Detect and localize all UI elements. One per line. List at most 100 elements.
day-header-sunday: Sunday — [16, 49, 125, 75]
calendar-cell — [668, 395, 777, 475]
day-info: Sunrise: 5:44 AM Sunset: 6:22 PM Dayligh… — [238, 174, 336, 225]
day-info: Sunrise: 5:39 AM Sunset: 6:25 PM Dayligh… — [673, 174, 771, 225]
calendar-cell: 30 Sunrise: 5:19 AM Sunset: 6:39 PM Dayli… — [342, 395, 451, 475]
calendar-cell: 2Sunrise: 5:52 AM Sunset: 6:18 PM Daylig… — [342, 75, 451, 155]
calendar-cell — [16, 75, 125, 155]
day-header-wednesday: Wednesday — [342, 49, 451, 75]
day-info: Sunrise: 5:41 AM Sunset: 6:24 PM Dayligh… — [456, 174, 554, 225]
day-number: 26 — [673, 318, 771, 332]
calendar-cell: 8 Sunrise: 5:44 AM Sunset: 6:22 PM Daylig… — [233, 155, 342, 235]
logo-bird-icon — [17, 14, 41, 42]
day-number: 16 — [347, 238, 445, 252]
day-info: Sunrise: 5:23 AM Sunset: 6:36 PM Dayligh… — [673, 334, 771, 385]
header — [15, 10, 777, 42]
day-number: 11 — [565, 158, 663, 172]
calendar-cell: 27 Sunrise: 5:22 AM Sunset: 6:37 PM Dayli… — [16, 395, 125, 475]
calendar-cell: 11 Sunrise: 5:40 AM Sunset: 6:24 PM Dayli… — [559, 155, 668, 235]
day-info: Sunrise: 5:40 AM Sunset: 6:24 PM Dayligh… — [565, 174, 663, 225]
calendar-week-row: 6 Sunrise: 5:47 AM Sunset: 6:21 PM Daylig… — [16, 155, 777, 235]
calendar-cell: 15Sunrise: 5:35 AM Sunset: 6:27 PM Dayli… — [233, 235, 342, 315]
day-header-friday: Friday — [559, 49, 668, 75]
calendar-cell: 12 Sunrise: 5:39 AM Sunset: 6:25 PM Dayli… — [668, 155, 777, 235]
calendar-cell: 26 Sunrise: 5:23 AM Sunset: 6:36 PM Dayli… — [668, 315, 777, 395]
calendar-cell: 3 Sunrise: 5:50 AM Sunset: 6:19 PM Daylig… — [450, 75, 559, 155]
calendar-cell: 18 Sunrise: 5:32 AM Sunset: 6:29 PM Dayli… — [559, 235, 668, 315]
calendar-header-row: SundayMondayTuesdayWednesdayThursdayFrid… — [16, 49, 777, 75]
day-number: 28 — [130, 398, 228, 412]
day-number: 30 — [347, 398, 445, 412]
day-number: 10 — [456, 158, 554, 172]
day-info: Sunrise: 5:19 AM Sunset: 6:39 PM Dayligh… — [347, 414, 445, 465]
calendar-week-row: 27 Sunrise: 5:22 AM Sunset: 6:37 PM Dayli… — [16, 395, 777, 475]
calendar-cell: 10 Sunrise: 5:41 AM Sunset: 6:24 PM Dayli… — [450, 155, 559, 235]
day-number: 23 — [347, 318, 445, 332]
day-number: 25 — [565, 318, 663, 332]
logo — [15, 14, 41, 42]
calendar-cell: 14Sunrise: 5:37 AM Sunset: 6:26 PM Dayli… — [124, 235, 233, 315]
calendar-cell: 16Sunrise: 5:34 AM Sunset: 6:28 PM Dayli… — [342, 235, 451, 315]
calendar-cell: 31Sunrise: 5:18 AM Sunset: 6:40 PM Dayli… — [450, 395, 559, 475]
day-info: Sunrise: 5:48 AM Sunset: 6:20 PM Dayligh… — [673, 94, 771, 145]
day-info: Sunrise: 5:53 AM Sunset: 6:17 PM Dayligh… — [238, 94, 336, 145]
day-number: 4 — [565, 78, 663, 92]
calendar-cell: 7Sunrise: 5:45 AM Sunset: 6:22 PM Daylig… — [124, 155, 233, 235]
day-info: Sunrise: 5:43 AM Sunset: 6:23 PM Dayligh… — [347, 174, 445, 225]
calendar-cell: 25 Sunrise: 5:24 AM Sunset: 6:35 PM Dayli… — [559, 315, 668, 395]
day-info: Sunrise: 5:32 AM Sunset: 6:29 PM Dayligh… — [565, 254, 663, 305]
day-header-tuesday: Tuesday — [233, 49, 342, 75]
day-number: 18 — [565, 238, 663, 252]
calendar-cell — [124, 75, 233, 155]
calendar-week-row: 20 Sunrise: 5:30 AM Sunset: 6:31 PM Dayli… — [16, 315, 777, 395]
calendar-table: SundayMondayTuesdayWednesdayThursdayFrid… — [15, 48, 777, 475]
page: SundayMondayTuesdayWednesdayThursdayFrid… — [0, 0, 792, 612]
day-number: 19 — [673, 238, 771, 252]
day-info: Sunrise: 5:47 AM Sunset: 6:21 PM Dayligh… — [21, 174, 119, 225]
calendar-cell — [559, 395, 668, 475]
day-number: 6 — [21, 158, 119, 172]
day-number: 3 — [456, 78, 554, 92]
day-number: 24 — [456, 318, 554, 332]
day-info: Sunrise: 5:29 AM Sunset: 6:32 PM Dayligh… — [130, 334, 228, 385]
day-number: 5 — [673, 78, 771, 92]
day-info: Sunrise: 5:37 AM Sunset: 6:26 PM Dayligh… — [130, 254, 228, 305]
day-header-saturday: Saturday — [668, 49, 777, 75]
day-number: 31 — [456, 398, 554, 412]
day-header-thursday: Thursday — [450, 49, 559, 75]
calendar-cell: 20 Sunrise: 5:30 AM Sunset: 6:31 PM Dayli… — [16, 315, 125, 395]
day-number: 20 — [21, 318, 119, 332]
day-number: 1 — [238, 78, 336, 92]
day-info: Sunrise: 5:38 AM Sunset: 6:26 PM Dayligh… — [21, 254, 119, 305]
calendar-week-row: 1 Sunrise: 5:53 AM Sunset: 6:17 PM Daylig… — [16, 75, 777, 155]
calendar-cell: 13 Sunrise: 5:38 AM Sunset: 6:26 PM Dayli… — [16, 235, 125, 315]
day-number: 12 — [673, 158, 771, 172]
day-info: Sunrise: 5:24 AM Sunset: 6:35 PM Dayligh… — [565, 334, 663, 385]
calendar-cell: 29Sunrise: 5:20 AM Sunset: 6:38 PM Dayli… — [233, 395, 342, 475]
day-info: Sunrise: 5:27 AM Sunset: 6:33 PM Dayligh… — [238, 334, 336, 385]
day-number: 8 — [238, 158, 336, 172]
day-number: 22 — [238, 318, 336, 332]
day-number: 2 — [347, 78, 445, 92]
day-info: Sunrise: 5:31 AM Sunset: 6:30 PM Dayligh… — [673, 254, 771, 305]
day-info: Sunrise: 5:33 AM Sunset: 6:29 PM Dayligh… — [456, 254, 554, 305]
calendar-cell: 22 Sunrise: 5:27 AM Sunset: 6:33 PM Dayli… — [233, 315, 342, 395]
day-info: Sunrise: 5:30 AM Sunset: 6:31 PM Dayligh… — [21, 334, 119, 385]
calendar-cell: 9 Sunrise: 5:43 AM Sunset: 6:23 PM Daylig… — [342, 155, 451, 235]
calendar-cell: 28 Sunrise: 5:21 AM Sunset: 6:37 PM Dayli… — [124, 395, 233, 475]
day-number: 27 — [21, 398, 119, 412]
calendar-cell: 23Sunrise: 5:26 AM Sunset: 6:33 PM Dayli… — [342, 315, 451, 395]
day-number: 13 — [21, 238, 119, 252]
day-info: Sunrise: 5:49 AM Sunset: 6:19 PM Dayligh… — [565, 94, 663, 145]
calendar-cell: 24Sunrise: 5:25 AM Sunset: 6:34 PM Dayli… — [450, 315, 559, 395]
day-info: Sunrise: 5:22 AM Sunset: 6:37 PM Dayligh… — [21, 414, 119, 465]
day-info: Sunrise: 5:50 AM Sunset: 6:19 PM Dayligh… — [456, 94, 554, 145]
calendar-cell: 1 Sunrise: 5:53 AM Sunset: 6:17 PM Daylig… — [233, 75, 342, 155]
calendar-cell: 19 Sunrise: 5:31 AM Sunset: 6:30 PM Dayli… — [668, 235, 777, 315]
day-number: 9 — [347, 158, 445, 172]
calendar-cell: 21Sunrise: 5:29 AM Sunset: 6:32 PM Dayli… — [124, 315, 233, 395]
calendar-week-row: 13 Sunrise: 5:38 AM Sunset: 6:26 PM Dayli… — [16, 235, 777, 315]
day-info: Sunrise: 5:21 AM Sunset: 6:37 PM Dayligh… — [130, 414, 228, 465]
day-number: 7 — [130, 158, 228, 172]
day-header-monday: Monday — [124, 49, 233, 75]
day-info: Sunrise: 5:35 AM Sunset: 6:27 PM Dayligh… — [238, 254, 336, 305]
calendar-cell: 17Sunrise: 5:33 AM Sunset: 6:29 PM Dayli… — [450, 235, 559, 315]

—————

▸ **The request**
Reproduce the items verbatim, starting with the first line of the items and ending with the line containing "day-info: Sunrise: 5:23", both included.

▸ **The answer**
Detect and localize all UI elements. One per line. List at most 100 elements.
day-header-sunday: Sunday — [16, 49, 125, 75]
calendar-cell — [668, 395, 777, 475]
day-info: Sunrise: 5:44 AM Sunset: 6:22 PM Dayligh… — [238, 174, 336, 225]
day-info: Sunrise: 5:39 AM Sunset: 6:25 PM Dayligh… — [673, 174, 771, 225]
calendar-cell: 30 Sunrise: 5:19 AM Sunset: 6:39 PM Dayli… — [342, 395, 451, 475]
calendar-cell: 2Sunrise: 5:52 AM Sunset: 6:18 PM Daylig… — [342, 75, 451, 155]
calendar-cell — [16, 75, 125, 155]
day-header-wednesday: Wednesday — [342, 49, 451, 75]
day-info: Sunrise: 5:41 AM Sunset: 6:24 PM Dayligh… — [456, 174, 554, 225]
day-number: 26 — [673, 318, 771, 332]
calendar-cell: 8 Sunrise: 5:44 AM Sunset: 6:22 PM Daylig… — [233, 155, 342, 235]
logo-bird-icon — [17, 14, 41, 42]
day-number: 16 — [347, 238, 445, 252]
day-info: Sunrise: 5:23 AM Sunset: 6:36 PM Dayligh… — [673, 334, 771, 385]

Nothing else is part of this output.